● Direction: A verbatim copy of the records is required, with all pictures left out.

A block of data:

────────

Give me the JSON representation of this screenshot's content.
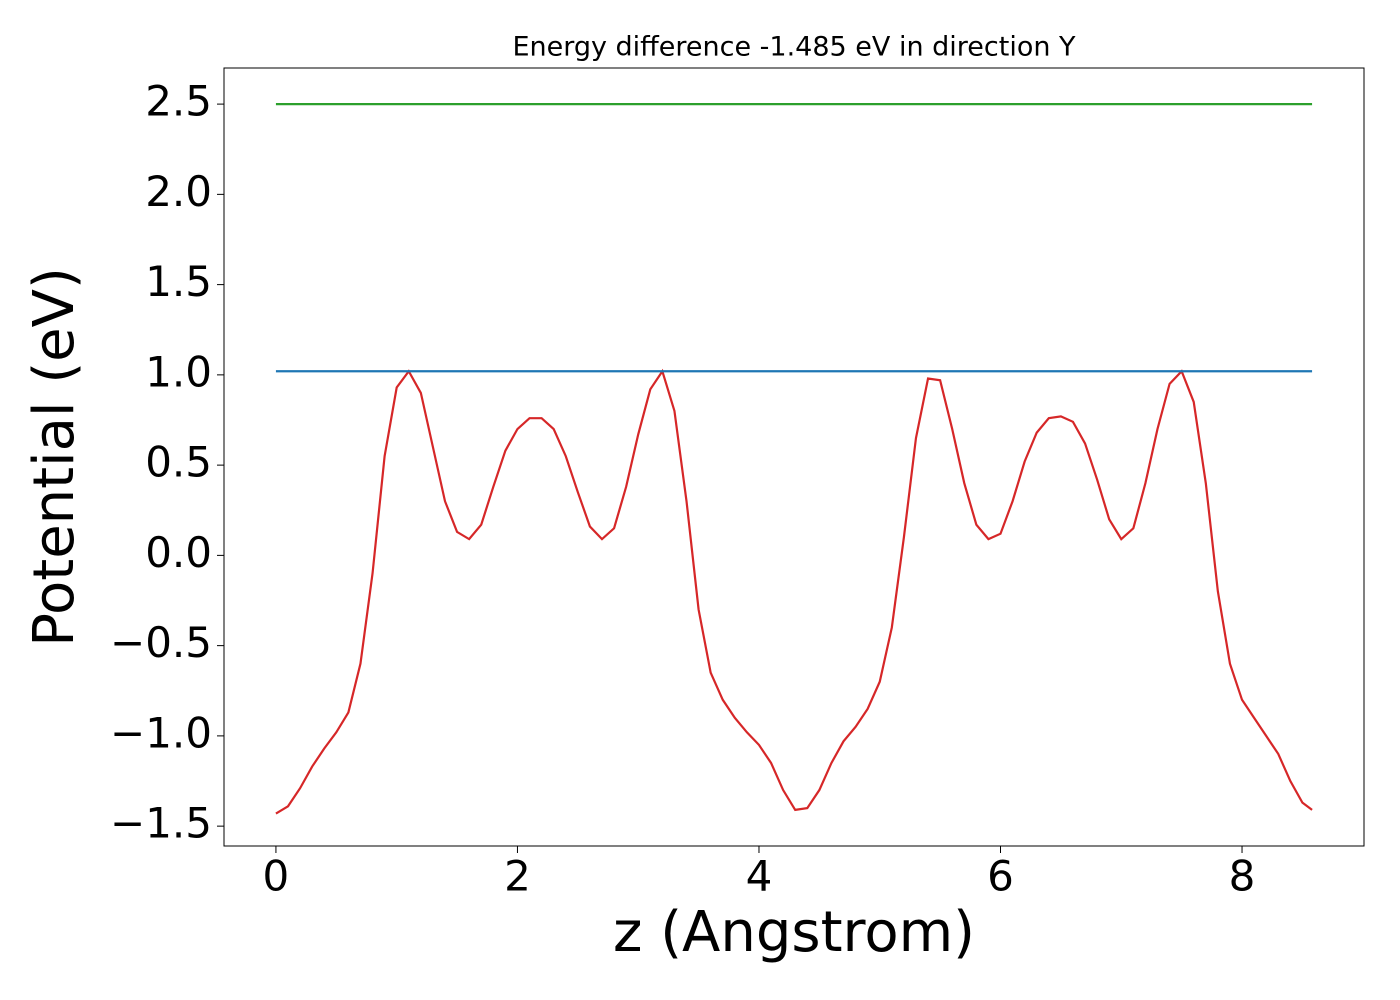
{
  "chart_data": {
    "type": "line",
    "title": "Energy difference -1.485 eV in direction Y",
    "xlabel": "z (Angstrom)",
    "ylabel": "Potential (eV)",
    "xlim": [
      -0.43,
      9.01
    ],
    "ylim": [
      -1.61,
      2.7
    ],
    "xticks": [
      0,
      2,
      4,
      6,
      8
    ],
    "yticks": [
      {
        "value": -1.5,
        "label": "−1.5"
      },
      {
        "value": -1.0,
        "label": "−1.0"
      },
      {
        "value": -0.5,
        "label": "−0.5"
      },
      {
        "value": 0.0,
        "label": "0.0"
      },
      0.5,
      {
        "value": 1.0,
        "label": "1.0"
      },
      1.5,
      {
        "value": 2.0,
        "label": "2.0"
      },
      2.5
    ],
    "series": [
      {
        "color": "#d62728",
        "x": [
          0,
          0.1,
          0.2,
          0.3,
          0.4,
          0.5,
          0.6,
          0.7,
          0.8,
          0.9,
          1.0,
          1.1,
          1.2,
          1.3,
          1.4,
          1.5,
          1.6,
          1.7,
          1.8,
          1.9,
          2.0,
          2.1,
          2.2,
          2.3,
          2.4,
          2.5,
          2.6,
          2.7,
          2.8,
          2.9,
          3.0,
          3.1,
          3.2,
          3.3,
          3.4,
          3.5,
          3.6,
          3.7,
          3.8,
          3.9,
          4.0,
          4.1,
          4.2,
          4.3,
          4.4,
          4.5,
          4.6,
          4.7,
          4.8,
          4.9,
          5.0,
          5.1,
          5.2,
          5.3,
          5.4,
          5.5,
          5.6,
          5.7,
          5.8,
          5.9,
          6.0,
          6.1,
          6.2,
          6.3,
          6.4,
          6.5,
          6.6,
          6.7,
          6.8,
          6.9,
          7.0,
          7.1,
          7.2,
          7.3,
          7.4,
          7.5,
          7.6,
          7.7,
          7.8,
          7.9,
          8.0,
          8.1,
          8.2,
          8.3,
          8.4,
          8.5,
          8.58
        ],
        "values": [
          -1.43,
          -1.39,
          -1.29,
          -1.17,
          -1.07,
          -0.98,
          -0.87,
          -0.6,
          -0.1,
          0.55,
          0.93,
          1.02,
          0.9,
          0.6,
          0.3,
          0.13,
          0.09,
          0.17,
          0.38,
          0.58,
          0.7,
          0.76,
          0.76,
          0.7,
          0.55,
          0.35,
          0.16,
          0.09,
          0.15,
          0.38,
          0.67,
          0.92,
          1.02,
          0.8,
          0.3,
          -0.3,
          -0.65,
          -0.8,
          -0.9,
          -0.98,
          -1.05,
          -1.15,
          -1.3,
          -1.41,
          -1.4,
          -1.3,
          -1.15,
          -1.03,
          -0.95,
          -0.85,
          -0.7,
          -0.4,
          0.1,
          0.65,
          0.98,
          0.97,
          0.7,
          0.4,
          0.17,
          0.09,
          0.12,
          0.3,
          0.52,
          0.68,
          0.76,
          0.77,
          0.74,
          0.62,
          0.42,
          0.2,
          0.09,
          0.15,
          0.4,
          0.7,
          0.95,
          1.02,
          0.85,
          0.4,
          -0.2,
          -0.6,
          -0.8,
          -0.9,
          -1.0,
          -1.1,
          -1.25,
          -1.37,
          -1.41
        ]
      },
      {
        "color": "#1f77b4",
        "x": [
          0,
          8.58
        ],
        "values": [
          1.02,
          1.02
        ]
      },
      {
        "color": "#2ca02c",
        "x": [
          0,
          8.58
        ],
        "values": [
          2.5,
          2.5
        ]
      }
    ]
  }
}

────────

● Reply:
Give me the JSON representation of this screenshot's content.
{
  "chart_data": {
    "type": "line",
    "title": "Energy difference -1.485 eV in direction Y",
    "xlabel": "z (Angstrom)",
    "ylabel": "Potential (eV)",
    "xlim": [
      -0.43,
      9.01
    ],
    "ylim": [
      -1.61,
      2.7
    ],
    "xticks": [
      0,
      2,
      4,
      6,
      8
    ],
    "yticks": [
      {
        "value": -1.5,
        "label": "−1.5"
      },
      {
        "value": -1.0,
        "label": "−1.0"
      },
      {
        "value": -0.5,
        "label": "−0.5"
      },
      {
        "value": 0.0,
        "label": "0.0"
      },
      0.5,
      {
        "value": 1.0,
        "label": "1.0"
      },
      1.5,
      {
        "value": 2.0,
        "label": "2.0"
      },
      2.5
    ],
    "series": [
      {
        "color": "#d62728",
        "x": [
          0,
          0.1,
          0.2,
          0.3,
          0.4,
          0.5,
          0.6,
          0.7,
          0.8,
          0.9,
          1.0,
          1.1,
          1.2,
          1.3,
          1.4,
          1.5,
          1.6,
          1.7,
          1.8,
          1.9,
          2.0,
          2.1,
          2.2,
          2.3,
          2.4,
          2.5,
          2.6,
          2.7,
          2.8,
          2.9,
          3.0,
          3.1,
          3.2,
          3.3,
          3.4,
          3.5,
          3.6,
          3.7,
          3.8,
          3.9,
          4.0,
          4.1,
          4.2,
          4.3,
          4.4,
          4.5,
          4.6,
          4.7,
          4.8,
          4.9,
          5.0,
          5.1,
          5.2,
          5.3,
          5.4,
          5.5,
          5.6,
          5.7,
          5.8,
          5.9,
          6.0,
          6.1,
          6.2,
          6.3,
          6.4,
          6.5,
          6.6,
          6.7,
          6.8,
          6.9,
          7.0,
          7.1,
          7.2,
          7.3,
          7.4,
          7.5,
          7.6,
          7.7,
          7.8,
          7.9,
          8.0,
          8.1,
          8.2,
          8.3,
          8.4,
          8.5,
          8.58
        ],
        "values": [
          -1.43,
          -1.39,
          -1.29,
          -1.17,
          -1.07,
          -0.98,
          -0.87,
          -0.6,
          -0.1,
          0.55,
          0.93,
          1.02,
          0.9,
          0.6,
          0.3,
          0.13,
          0.09,
          0.17,
          0.38,
          0.58,
          0.7,
          0.76,
          0.76,
          0.7,
          0.55,
          0.35,
          0.16,
          0.09,
          0.15,
          0.38,
          0.67,
          0.92,
          1.02,
          0.8,
          0.3,
          -0.3,
          -0.65,
          -0.8,
          -0.9,
          -0.98,
          -1.05,
          -1.15,
          -1.3,
          -1.41,
          -1.4,
          -1.3,
          -1.15,
          -1.03,
          -0.95,
          -0.85,
          -0.7,
          -0.4,
          0.1,
          0.65,
          0.98,
          0.97,
          0.7,
          0.4,
          0.17,
          0.09,
          0.12,
          0.3,
          0.52,
          0.68,
          0.76,
          0.77,
          0.74,
          0.62,
          0.42,
          0.2,
          0.09,
          0.15,
          0.4,
          0.7,
          0.95,
          1.02,
          0.85,
          0.4,
          -0.2,
          -0.6,
          -0.8,
          -0.9,
          -1.0,
          -1.1,
          -1.25,
          -1.37,
          -1.41
        ]
      },
      {
        "color": "#1f77b4",
        "x": [
          0,
          8.58
        ],
        "values": [
          1.02,
          1.02
        ]
      },
      {
        "color": "#2ca02c",
        "x": [
          0,
          8.58
        ],
        "values": [
          2.5,
          2.5
        ]
      }
    ]
  }
}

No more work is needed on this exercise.